(Extracts from a graphics dataset)
____
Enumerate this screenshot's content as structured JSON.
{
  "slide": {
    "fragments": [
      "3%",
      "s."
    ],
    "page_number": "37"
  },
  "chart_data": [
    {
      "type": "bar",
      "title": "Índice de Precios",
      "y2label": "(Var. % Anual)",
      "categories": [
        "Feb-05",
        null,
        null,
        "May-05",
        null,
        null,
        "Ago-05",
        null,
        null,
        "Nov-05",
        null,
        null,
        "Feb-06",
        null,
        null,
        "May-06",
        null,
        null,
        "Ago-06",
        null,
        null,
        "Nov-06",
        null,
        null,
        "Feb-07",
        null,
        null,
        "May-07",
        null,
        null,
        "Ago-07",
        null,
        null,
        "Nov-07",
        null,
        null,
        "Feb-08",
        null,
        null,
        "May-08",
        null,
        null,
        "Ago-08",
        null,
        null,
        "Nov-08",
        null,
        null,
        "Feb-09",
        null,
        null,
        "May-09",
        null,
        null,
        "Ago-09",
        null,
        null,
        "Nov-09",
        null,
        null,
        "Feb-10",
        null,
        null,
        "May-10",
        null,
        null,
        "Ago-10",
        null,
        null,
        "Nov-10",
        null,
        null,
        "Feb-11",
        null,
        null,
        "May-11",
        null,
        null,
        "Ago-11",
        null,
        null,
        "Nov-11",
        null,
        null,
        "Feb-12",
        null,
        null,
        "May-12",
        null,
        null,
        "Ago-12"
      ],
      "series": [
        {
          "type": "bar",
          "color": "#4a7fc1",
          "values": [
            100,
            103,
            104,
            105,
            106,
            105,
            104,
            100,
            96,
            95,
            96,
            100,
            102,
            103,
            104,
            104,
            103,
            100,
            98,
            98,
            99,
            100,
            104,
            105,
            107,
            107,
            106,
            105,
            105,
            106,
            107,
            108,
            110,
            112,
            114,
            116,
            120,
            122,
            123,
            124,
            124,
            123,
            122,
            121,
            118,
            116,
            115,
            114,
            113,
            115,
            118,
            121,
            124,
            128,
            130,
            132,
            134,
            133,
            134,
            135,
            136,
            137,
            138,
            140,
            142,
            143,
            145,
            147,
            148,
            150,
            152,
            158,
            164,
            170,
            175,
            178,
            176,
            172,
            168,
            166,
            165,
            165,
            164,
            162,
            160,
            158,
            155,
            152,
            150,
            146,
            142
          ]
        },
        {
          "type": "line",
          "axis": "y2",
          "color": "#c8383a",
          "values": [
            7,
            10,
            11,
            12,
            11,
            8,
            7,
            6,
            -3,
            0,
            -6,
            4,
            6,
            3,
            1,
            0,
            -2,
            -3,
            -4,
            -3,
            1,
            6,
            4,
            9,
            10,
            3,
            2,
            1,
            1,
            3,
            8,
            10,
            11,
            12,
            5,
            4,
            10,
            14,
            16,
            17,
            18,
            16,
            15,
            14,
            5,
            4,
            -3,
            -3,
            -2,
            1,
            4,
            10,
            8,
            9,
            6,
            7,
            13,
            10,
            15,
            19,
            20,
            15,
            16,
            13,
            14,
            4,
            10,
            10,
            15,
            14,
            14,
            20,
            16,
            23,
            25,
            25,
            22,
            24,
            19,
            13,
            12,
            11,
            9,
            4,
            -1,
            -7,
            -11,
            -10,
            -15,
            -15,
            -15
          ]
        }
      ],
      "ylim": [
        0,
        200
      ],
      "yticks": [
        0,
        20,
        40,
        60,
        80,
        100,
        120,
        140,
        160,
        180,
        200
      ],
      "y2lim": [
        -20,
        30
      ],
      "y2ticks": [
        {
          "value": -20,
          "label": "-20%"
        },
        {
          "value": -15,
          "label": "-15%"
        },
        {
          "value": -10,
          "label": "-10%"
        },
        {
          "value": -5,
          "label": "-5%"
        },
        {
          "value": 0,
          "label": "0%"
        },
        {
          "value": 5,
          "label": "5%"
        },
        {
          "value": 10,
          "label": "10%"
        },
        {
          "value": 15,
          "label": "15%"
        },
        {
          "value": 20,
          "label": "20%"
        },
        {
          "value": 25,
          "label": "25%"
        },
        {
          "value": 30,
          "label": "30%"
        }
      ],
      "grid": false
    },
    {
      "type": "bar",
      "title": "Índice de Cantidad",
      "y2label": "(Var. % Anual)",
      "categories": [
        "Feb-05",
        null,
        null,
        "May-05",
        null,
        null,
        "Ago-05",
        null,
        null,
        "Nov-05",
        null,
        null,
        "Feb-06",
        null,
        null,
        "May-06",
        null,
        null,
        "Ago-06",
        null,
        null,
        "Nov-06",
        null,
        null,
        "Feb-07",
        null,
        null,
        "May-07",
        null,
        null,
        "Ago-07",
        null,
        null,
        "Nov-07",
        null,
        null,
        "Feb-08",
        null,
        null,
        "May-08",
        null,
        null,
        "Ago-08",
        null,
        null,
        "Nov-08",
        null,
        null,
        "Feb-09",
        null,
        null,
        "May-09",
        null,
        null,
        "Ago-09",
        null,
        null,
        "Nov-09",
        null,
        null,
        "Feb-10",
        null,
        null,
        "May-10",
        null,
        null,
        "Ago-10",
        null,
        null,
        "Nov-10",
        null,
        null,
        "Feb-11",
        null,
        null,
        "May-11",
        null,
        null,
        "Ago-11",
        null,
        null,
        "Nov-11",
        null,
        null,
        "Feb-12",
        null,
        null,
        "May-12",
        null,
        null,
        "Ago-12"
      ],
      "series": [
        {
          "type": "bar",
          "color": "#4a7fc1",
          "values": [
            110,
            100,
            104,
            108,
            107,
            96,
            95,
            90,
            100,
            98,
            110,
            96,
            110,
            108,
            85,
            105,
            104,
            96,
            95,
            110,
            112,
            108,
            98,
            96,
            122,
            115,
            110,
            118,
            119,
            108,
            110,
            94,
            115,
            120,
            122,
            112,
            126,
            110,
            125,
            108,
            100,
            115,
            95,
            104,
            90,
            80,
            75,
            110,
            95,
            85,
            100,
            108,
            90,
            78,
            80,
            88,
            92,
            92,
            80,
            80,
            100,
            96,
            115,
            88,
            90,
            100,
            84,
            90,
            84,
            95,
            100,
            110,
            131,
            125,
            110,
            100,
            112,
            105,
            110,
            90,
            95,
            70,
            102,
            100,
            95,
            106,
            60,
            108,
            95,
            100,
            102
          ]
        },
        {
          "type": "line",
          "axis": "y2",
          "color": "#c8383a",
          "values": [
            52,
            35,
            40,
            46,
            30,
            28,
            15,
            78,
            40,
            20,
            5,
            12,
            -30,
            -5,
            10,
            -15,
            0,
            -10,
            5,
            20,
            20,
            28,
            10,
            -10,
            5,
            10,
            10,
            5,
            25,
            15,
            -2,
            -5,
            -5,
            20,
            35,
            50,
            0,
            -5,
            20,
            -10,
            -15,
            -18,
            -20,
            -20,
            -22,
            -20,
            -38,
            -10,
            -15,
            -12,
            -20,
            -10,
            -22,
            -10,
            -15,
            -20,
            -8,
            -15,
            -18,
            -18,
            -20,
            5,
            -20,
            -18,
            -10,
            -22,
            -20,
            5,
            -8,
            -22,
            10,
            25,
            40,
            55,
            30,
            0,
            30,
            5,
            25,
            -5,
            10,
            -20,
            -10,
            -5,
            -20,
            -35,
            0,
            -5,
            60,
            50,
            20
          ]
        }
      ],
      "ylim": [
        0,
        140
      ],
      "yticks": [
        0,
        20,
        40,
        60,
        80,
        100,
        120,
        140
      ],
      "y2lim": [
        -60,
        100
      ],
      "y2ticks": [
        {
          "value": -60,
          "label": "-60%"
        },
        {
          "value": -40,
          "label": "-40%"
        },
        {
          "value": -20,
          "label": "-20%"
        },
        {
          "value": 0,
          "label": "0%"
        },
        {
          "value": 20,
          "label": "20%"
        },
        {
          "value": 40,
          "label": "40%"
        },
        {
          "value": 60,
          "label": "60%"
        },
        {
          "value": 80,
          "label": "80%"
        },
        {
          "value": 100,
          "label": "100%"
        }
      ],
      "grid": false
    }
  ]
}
____
Task details | Figure out how many lines of the data above include "title", then give the number and nothing more.

Expected answer | 2